#### [GIVEN REQUEST]
Copy out every line that contains the word "text".

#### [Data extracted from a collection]
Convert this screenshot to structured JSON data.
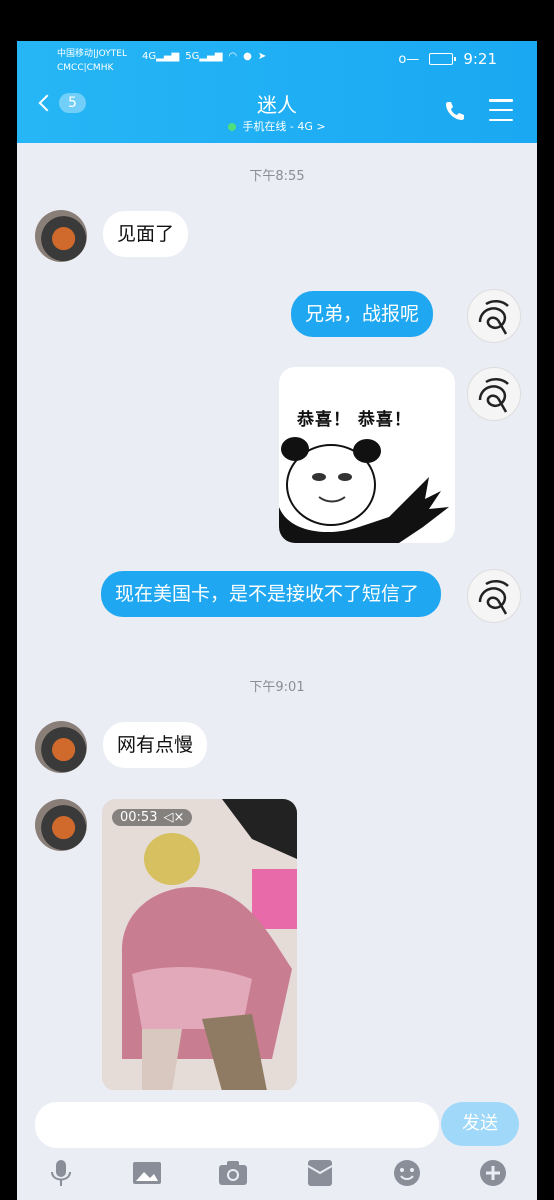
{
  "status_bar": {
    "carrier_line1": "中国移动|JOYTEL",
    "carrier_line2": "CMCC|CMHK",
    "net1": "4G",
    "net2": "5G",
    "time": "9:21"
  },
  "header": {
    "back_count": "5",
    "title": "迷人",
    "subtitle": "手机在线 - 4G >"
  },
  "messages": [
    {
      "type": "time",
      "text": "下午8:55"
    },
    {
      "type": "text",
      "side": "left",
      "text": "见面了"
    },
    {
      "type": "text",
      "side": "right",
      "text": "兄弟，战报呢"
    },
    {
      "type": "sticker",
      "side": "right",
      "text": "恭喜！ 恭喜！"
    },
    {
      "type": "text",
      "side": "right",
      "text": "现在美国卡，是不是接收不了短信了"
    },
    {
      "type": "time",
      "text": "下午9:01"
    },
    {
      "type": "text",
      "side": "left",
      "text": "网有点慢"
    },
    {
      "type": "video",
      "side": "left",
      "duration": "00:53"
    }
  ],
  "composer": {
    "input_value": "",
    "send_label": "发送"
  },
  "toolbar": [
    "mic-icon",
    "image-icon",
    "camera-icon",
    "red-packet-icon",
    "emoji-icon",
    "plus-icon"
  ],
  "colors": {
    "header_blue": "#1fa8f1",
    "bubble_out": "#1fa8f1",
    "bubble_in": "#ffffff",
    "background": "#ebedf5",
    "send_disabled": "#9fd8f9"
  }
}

#### [WORKED ANSWER]
      "text": "下午8:55"
      "type": "text",
      "text": "见面了"
      "type": "text",
      "text": "兄弟，战报呢"
      "text": "恭喜！ 恭喜！"
      "type": "text",
      "text": "现在美国卡，是不是接收不了短信了"
      "text": "下午9:01"
      "type": "text",
      "text": "网有点慢"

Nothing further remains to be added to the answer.